Select and reproduce each line of the listing below that bears the string "موتورسیکلت".

[Information supplied start]

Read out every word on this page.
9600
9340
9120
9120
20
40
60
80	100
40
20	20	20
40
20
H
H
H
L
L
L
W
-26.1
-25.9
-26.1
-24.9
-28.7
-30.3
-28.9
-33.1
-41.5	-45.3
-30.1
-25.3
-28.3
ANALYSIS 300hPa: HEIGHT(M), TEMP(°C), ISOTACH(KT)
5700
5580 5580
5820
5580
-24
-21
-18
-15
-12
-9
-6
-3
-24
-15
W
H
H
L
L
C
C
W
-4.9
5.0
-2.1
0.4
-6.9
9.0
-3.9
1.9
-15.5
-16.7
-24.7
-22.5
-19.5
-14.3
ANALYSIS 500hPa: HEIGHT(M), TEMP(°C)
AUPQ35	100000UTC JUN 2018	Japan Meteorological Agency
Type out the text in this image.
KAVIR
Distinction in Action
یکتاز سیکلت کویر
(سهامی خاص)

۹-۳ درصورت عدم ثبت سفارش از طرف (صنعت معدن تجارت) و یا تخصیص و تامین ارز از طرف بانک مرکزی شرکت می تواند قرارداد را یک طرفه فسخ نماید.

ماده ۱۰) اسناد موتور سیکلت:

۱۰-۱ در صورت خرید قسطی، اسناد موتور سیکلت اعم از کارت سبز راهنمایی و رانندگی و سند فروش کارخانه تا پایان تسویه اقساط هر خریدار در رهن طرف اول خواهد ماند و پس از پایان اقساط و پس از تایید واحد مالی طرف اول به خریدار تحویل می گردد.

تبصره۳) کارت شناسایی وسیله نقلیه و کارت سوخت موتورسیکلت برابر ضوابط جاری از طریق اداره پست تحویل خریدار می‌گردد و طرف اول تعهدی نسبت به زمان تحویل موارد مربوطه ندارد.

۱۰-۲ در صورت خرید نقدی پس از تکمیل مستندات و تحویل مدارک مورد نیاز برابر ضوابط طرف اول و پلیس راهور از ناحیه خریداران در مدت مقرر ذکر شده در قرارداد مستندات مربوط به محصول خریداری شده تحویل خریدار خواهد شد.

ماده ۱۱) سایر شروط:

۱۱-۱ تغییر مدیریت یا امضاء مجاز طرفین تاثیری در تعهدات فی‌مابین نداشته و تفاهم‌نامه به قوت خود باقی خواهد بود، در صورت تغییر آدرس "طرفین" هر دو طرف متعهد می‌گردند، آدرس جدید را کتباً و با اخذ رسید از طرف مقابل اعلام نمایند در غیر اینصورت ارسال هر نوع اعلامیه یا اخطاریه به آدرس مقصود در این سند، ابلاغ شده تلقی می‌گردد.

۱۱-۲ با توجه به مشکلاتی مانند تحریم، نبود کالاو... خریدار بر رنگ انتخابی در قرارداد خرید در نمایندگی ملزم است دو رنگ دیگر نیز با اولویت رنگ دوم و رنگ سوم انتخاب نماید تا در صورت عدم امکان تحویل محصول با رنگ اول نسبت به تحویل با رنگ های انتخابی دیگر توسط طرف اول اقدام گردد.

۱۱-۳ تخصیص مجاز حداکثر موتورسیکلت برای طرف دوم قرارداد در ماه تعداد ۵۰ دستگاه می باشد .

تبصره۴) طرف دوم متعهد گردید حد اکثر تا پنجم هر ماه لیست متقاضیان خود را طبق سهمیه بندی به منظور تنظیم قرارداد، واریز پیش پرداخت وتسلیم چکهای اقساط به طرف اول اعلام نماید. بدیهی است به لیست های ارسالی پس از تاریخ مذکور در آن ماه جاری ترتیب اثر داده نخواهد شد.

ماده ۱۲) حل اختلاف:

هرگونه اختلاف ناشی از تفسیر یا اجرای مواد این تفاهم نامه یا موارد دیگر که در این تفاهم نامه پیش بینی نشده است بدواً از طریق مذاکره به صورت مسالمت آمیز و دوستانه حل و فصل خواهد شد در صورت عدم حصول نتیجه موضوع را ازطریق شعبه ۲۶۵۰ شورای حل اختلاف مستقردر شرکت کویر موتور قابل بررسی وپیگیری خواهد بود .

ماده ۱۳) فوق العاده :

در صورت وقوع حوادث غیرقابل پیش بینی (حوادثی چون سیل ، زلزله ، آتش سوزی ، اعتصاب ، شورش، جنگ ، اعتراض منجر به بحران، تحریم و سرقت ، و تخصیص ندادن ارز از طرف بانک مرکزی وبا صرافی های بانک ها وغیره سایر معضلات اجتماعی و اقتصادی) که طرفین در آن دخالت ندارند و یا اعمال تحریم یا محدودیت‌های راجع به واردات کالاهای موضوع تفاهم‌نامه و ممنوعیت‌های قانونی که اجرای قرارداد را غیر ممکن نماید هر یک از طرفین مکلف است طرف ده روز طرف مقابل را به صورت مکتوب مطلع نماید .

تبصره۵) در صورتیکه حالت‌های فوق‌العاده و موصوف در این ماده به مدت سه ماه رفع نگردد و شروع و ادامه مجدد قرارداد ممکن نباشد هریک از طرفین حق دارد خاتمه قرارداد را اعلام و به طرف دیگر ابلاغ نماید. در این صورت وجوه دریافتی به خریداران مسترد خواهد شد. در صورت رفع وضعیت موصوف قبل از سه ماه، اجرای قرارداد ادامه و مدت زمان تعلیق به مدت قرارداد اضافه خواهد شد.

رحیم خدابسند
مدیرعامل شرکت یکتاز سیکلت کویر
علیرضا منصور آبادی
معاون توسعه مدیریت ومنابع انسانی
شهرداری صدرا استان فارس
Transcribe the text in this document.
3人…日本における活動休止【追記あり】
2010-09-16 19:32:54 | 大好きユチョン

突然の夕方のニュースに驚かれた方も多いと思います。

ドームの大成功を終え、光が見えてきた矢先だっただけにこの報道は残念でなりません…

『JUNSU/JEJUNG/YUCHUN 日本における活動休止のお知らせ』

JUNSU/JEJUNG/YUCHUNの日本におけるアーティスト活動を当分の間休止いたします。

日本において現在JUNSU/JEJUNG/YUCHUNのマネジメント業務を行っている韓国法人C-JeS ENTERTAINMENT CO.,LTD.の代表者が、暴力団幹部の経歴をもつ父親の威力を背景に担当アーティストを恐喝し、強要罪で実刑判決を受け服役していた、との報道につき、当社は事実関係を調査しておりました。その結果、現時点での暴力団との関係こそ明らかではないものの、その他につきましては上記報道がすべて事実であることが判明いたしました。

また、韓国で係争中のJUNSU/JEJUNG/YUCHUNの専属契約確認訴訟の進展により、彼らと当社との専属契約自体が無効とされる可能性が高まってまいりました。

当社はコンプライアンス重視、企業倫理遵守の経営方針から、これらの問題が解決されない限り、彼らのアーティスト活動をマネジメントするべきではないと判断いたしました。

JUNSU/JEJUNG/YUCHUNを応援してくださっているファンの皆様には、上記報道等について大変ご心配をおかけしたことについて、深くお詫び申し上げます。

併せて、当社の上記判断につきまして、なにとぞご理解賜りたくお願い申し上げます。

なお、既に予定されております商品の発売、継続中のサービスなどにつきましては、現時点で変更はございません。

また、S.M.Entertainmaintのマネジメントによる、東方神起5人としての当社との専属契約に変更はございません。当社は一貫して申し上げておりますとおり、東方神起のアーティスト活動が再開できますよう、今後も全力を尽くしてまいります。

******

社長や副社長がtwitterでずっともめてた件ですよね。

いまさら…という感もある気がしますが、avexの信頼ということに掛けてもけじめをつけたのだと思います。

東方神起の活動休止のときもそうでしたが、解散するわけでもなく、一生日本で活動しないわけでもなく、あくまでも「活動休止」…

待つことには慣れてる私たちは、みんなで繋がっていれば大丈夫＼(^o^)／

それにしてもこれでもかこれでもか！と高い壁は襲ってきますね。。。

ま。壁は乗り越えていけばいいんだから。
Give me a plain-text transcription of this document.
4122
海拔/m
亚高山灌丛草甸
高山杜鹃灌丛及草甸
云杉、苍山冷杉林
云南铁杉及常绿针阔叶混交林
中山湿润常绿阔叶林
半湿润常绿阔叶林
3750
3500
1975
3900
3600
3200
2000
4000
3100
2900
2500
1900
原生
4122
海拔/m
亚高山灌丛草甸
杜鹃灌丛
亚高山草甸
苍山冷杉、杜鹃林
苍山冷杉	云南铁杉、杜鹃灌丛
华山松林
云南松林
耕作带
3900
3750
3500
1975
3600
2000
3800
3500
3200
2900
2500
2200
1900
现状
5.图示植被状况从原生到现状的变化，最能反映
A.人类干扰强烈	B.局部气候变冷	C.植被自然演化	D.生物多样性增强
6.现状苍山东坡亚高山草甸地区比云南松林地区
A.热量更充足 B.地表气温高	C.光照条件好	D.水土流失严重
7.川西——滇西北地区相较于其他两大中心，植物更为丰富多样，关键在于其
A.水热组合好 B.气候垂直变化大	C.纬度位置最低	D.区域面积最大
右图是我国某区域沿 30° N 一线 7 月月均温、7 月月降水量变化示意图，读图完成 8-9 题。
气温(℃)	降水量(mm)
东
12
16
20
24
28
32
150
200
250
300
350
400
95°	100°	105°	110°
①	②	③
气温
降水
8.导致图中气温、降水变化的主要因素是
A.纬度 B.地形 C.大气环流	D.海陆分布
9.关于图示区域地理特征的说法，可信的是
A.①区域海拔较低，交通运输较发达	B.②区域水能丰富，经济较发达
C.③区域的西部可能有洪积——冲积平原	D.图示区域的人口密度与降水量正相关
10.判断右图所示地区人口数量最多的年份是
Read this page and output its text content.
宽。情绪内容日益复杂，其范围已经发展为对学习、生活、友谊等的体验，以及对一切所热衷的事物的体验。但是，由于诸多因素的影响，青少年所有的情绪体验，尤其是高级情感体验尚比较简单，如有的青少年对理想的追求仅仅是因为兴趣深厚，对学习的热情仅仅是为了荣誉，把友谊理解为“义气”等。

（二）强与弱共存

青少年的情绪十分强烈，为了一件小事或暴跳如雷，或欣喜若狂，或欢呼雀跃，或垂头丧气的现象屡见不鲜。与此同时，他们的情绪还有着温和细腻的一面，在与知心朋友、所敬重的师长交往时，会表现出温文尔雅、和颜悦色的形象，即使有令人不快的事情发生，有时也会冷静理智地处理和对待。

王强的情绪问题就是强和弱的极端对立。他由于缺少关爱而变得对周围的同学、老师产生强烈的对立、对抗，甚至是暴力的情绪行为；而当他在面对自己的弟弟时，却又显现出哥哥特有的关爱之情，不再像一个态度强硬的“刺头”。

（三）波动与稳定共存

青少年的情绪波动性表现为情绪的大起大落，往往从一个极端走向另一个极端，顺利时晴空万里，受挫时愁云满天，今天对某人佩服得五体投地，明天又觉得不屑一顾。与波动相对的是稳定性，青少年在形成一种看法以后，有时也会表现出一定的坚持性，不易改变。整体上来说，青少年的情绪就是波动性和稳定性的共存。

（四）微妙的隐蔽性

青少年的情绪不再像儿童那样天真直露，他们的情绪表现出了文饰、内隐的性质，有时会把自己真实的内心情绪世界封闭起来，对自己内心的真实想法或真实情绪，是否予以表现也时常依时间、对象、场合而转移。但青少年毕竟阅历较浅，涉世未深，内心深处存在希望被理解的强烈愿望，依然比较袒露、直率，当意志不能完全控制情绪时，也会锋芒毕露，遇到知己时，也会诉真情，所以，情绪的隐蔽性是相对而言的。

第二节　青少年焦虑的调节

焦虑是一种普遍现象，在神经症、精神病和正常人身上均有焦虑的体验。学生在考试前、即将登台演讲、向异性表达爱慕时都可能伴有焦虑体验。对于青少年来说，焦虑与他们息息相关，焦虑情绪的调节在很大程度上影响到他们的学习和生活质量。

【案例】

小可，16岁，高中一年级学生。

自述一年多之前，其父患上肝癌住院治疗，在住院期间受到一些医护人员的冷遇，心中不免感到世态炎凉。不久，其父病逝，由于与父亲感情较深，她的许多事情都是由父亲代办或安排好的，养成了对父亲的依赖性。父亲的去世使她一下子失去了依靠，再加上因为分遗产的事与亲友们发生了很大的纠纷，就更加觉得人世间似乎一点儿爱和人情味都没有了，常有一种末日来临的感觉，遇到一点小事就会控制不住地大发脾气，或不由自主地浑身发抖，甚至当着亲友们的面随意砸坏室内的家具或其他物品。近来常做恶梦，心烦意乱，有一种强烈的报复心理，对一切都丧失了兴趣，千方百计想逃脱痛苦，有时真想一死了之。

[Information supplied end]

> [Exercise answer]
تبصره۳) کارت شناسایی وسیله نقلیه و کارت سوخت موتورسیکلت برابر ضوابط جاری از طریق اداره پست تحویل خریدار می‌گردد و طرف اول تعهدی نسبت به زمان تحویل موارد مربوطه ندارد.
۱۱-۳ تخصیص مجاز حداکثر موتورسیکلت برای طرف دوم قرارداد در ماه تعداد ۵۰ دستگاه می باشد .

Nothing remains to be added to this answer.